The exercise: Send each entry back exactly as given, pictures excluded.

[Data tied to figure images]
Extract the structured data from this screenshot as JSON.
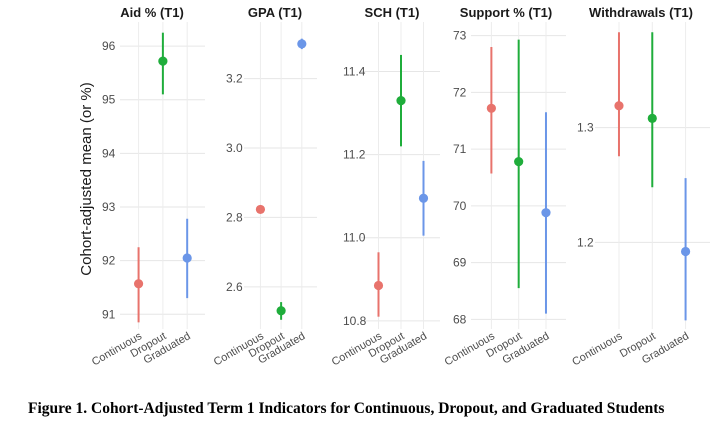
{
  "chart_data": {
    "type": "scatter",
    "style": "point-range (mean with interval) small multiples",
    "ylabel": "Cohort-adjusted mean (or %)",
    "categories": [
      "Continuous",
      "Dropout",
      "Graduated"
    ],
    "colors": {
      "Continuous": "#E8736C",
      "Dropout": "#1FAD3B",
      "Graduated": "#6B96E8"
    },
    "grid": true,
    "legend": "none",
    "facets": [
      {
        "title": "Aid % (T1)",
        "ylim": [
          90.8,
          96.3
        ],
        "yticks": [
          "91",
          "92",
          "93",
          "94",
          "95",
          "96"
        ],
        "points": [
          {
            "category": "Continuous",
            "mean": 91.57,
            "lower": 90.85,
            "upper": 92.25
          },
          {
            "category": "Dropout",
            "mean": 95.72,
            "lower": 95.1,
            "upper": 96.25
          },
          {
            "category": "Graduated",
            "mean": 92.05,
            "lower": 91.3,
            "upper": 92.78
          }
        ]
      },
      {
        "title": "GPA (T1)",
        "ylim": [
          2.49,
          3.34
        ],
        "yticks": [
          "2.6",
          "2.8",
          "3.0",
          "3.2"
        ],
        "points": [
          {
            "category": "Continuous",
            "mean": 2.823,
            "lower": 2.813,
            "upper": 2.833
          },
          {
            "category": "Dropout",
            "mean": 2.531,
            "lower": 2.505,
            "upper": 2.556
          },
          {
            "category": "Graduated",
            "mean": 3.3,
            "lower": 3.285,
            "upper": 3.315
          }
        ]
      },
      {
        "title": "SCH (T1)",
        "ylim": [
          10.79,
          11.5
        ],
        "yticks": [
          "10.8",
          "11.0",
          "11.2",
          "11.4"
        ],
        "points": [
          {
            "category": "Continuous",
            "mean": 10.885,
            "lower": 10.81,
            "upper": 10.965
          },
          {
            "category": "Dropout",
            "mean": 11.33,
            "lower": 11.22,
            "upper": 11.44
          },
          {
            "category": "Graduated",
            "mean": 11.095,
            "lower": 11.005,
            "upper": 11.185
          }
        ]
      },
      {
        "title": "Support % (T1)",
        "ylim": [
          67.9,
          73.1
        ],
        "yticks": [
          "68",
          "69",
          "70",
          "71",
          "72",
          "73"
        ],
        "points": [
          {
            "category": "Continuous",
            "mean": 71.72,
            "lower": 70.57,
            "upper": 72.8
          },
          {
            "category": "Dropout",
            "mean": 70.78,
            "lower": 68.55,
            "upper": 72.93
          },
          {
            "category": "Graduated",
            "mean": 69.88,
            "lower": 68.1,
            "upper": 71.65
          }
        ]
      },
      {
        "title": "Withdrawals (T1)",
        "ylim": [
          1.128,
          1.385
        ],
        "yticks": [
          "1.2",
          "1.3"
        ],
        "points": [
          {
            "category": "Continuous",
            "mean": 1.319,
            "lower": 1.275,
            "upper": 1.383
          },
          {
            "category": "Dropout",
            "mean": 1.308,
            "lower": 1.248,
            "upper": 1.383
          },
          {
            "category": "Graduated",
            "mean": 1.192,
            "lower": 1.132,
            "upper": 1.256
          }
        ]
      }
    ]
  },
  "caption": "Figure 1. Cohort-Adjusted Term 1 Indicators for Continuous, Dropout, and Graduated Students"
}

Finished answer:
Extract the structured data from this screenshot as JSON.
{
  "chart_data": {
    "type": "scatter",
    "style": "point-range (mean with interval) small multiples",
    "ylabel": "Cohort-adjusted mean (or %)",
    "categories": [
      "Continuous",
      "Dropout",
      "Graduated"
    ],
    "colors": {
      "Continuous": "#E8736C",
      "Dropout": "#1FAD3B",
      "Graduated": "#6B96E8"
    },
    "grid": true,
    "legend": "none",
    "facets": [
      {
        "title": "Aid % (T1)",
        "ylim": [
          90.8,
          96.3
        ],
        "yticks": [
          "91",
          "92",
          "93",
          "94",
          "95",
          "96"
        ],
        "points": [
          {
            "category": "Continuous",
            "mean": 91.57,
            "lower": 90.85,
            "upper": 92.25
          },
          {
            "category": "Dropout",
            "mean": 95.72,
            "lower": 95.1,
            "upper": 96.25
          },
          {
            "category": "Graduated",
            "mean": 92.05,
            "lower": 91.3,
            "upper": 92.78
          }
        ]
      },
      {
        "title": "GPA (T1)",
        "ylim": [
          2.49,
          3.34
        ],
        "yticks": [
          "2.6",
          "2.8",
          "3.0",
          "3.2"
        ],
        "points": [
          {
            "category": "Continuous",
            "mean": 2.823,
            "lower": 2.813,
            "upper": 2.833
          },
          {
            "category": "Dropout",
            "mean": 2.531,
            "lower": 2.505,
            "upper": 2.556
          },
          {
            "category": "Graduated",
            "mean": 3.3,
            "lower": 3.285,
            "upper": 3.315
          }
        ]
      },
      {
        "title": "SCH (T1)",
        "ylim": [
          10.79,
          11.5
        ],
        "yticks": [
          "10.8",
          "11.0",
          "11.2",
          "11.4"
        ],
        "points": [
          {
            "category": "Continuous",
            "mean": 10.885,
            "lower": 10.81,
            "upper": 10.965
          },
          {
            "category": "Dropout",
            "mean": 11.33,
            "lower": 11.22,
            "upper": 11.44
          },
          {
            "category": "Graduated",
            "mean": 11.095,
            "lower": 11.005,
            "upper": 11.185
          }
        ]
      },
      {
        "title": "Support % (T1)",
        "ylim": [
          67.9,
          73.1
        ],
        "yticks": [
          "68",
          "69",
          "70",
          "71",
          "72",
          "73"
        ],
        "points": [
          {
            "category": "Continuous",
            "mean": 71.72,
            "lower": 70.57,
            "upper": 72.8
          },
          {
            "category": "Dropout",
            "mean": 70.78,
            "lower": 68.55,
            "upper": 72.93
          },
          {
            "category": "Graduated",
            "mean": 69.88,
            "lower": 68.1,
            "upper": 71.65
          }
        ]
      },
      {
        "title": "Withdrawals (T1)",
        "ylim": [
          1.128,
          1.385
        ],
        "yticks": [
          "1.2",
          "1.3"
        ],
        "points": [
          {
            "category": "Continuous",
            "mean": 1.319,
            "lower": 1.275,
            "upper": 1.383
          },
          {
            "category": "Dropout",
            "mean": 1.308,
            "lower": 1.248,
            "upper": 1.383
          },
          {
            "category": "Graduated",
            "mean": 1.192,
            "lower": 1.132,
            "upper": 1.256
          }
        ]
      }
    ]
  },
  "caption": "Figure 1. Cohort-Adjusted Term 1 Indicators for Continuous, Dropout, and Graduated Students"
}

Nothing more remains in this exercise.